=== Listed records ===
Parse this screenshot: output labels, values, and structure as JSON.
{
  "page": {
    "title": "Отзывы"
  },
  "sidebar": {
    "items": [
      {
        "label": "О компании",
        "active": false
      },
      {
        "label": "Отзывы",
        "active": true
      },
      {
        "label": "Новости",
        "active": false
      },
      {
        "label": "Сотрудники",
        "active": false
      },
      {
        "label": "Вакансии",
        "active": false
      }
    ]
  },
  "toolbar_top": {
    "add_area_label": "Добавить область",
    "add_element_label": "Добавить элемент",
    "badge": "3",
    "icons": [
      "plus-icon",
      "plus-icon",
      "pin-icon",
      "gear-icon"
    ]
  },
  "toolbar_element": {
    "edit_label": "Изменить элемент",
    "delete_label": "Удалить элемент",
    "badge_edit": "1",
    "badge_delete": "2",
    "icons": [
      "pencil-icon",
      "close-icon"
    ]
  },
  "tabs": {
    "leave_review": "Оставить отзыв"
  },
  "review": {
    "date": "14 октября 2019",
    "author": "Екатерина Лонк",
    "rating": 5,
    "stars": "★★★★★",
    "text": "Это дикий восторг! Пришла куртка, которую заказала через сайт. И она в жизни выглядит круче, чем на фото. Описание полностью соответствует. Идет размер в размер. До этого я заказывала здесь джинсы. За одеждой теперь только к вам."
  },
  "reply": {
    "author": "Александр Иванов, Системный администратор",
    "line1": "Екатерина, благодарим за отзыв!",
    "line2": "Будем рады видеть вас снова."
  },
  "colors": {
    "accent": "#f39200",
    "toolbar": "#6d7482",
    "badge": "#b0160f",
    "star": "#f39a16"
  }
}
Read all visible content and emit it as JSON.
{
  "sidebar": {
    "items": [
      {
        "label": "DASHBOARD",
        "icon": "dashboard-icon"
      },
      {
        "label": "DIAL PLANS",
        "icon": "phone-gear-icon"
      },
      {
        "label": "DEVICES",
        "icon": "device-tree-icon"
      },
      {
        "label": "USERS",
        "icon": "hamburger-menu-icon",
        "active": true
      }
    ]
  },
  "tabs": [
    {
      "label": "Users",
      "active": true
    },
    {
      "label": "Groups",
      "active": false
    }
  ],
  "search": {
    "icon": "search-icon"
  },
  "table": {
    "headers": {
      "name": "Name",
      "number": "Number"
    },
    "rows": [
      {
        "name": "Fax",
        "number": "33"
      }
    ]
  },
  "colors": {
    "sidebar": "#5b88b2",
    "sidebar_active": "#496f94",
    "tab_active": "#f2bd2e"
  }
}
===
What is needed ▸ Repeat exactly the lines starting at the line with "Read all visible content and emit it as JSON." and ending with the final line of the entries. Include nothing else.

Answer for this exercise ▸
Read all visible content and emit it as JSON.
{
  "sidebar": {
    "items": [
      {
        "label": "DASHBOARD",
        "icon": "dashboard-icon"
      },
      {
        "label": "DIAL PLANS",
        "icon": "phone-gear-icon"
      },
      {
        "label": "DEVICES",
        "icon": "device-tree-icon"
      },
      {
        "label": "USERS",
        "icon": "hamburger-menu-icon",
        "active": true
      }
    ]
  },
  "tabs": [
    {
      "label": "Users",
      "active": true
    },
    {
      "label": "Groups",
      "active": false
    }
  ],
  "search": {
    "icon": "search-icon"
  },
  "table": {
    "headers": {
      "name": "Name",
      "number": "Number"
    },
    "rows": [
      {
        "name": "Fax",
        "number": "33"
      }
    ]
  },
  "colors": {
    "sidebar": "#5b88b2",
    "sidebar_active": "#496f94",
    "tab_active": "#f2bd2e"
  }
}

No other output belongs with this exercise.